Write the records out again exactly, leaving no images in.

(Items from a figure collection)
>>
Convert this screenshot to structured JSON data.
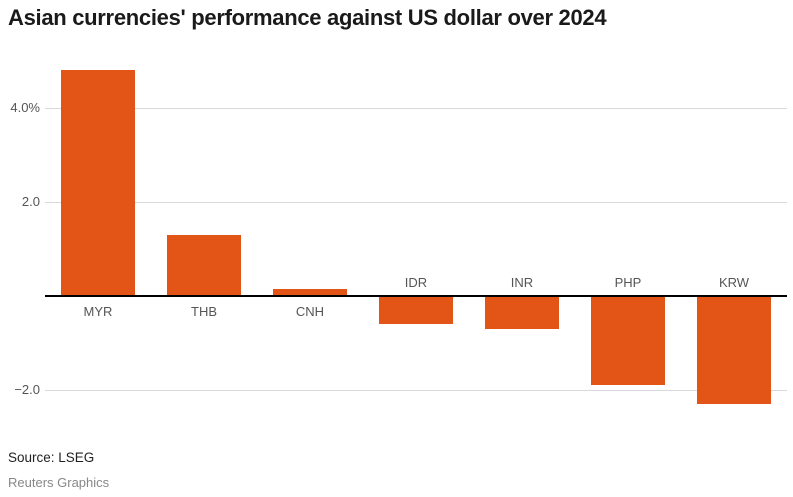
{
  "title": "Asian currencies' performance against US dollar over 2024",
  "source": "Source: LSEG",
  "credit": "Reuters Graphics",
  "colors": {
    "bar": "#e25516",
    "gridline": "#d9d9d9",
    "zero_line": "#000000",
    "title_text": "#1a1a1a",
    "axis_text": "#555555",
    "source_text": "#222222",
    "credit_text": "#888888"
  },
  "chart_data": {
    "type": "bar",
    "title": "Asian currencies' performance against US dollar over 2024",
    "categories": [
      "MYR",
      "THB",
      "CNH",
      "IDR",
      "INR",
      "PHP",
      "KRW"
    ],
    "values": [
      4.8,
      1.3,
      0.15,
      -0.6,
      -0.7,
      -1.9,
      -2.3
    ],
    "unit": "%",
    "xlabel": "",
    "ylabel": "",
    "ylim": [
      -2.6,
      4.95
    ],
    "yticks": [
      {
        "value": 4.0,
        "label": "4.0%"
      },
      {
        "value": 2.0,
        "label": "2.0"
      },
      {
        "value": -2.0,
        "label": "−2.0"
      }
    ],
    "zero_baseline": true,
    "grid": true,
    "legend": false,
    "bar_label_position": "opposite-side-of-axis"
  }
}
<<
Exercise solution ▸
Convert this screenshot to structured JSON data.
{
  "title": "Asian currencies' performance against US dollar over 2024",
  "source": "Source: LSEG",
  "credit": "Reuters Graphics",
  "colors": {
    "bar": "#e25516",
    "gridline": "#d9d9d9",
    "zero_line": "#000000",
    "title_text": "#1a1a1a",
    "axis_text": "#555555",
    "source_text": "#222222",
    "credit_text": "#888888"
  },
  "chart_data": {
    "type": "bar",
    "title": "Asian currencies' performance against US dollar over 2024",
    "categories": [
      "MYR",
      "THB",
      "CNH",
      "IDR",
      "INR",
      "PHP",
      "KRW"
    ],
    "values": [
      4.8,
      1.3,
      0.15,
      -0.6,
      -0.7,
      -1.9,
      -2.3
    ],
    "unit": "%",
    "xlabel": "",
    "ylabel": "",
    "ylim": [
      -2.6,
      4.95
    ],
    "yticks": [
      {
        "value": 4.0,
        "label": "4.0%"
      },
      {
        "value": 2.0,
        "label": "2.0"
      },
      {
        "value": -2.0,
        "label": "−2.0"
      }
    ],
    "zero_baseline": true,
    "grid": true,
    "legend": false,
    "bar_label_position": "opposite-side-of-axis"
  }
}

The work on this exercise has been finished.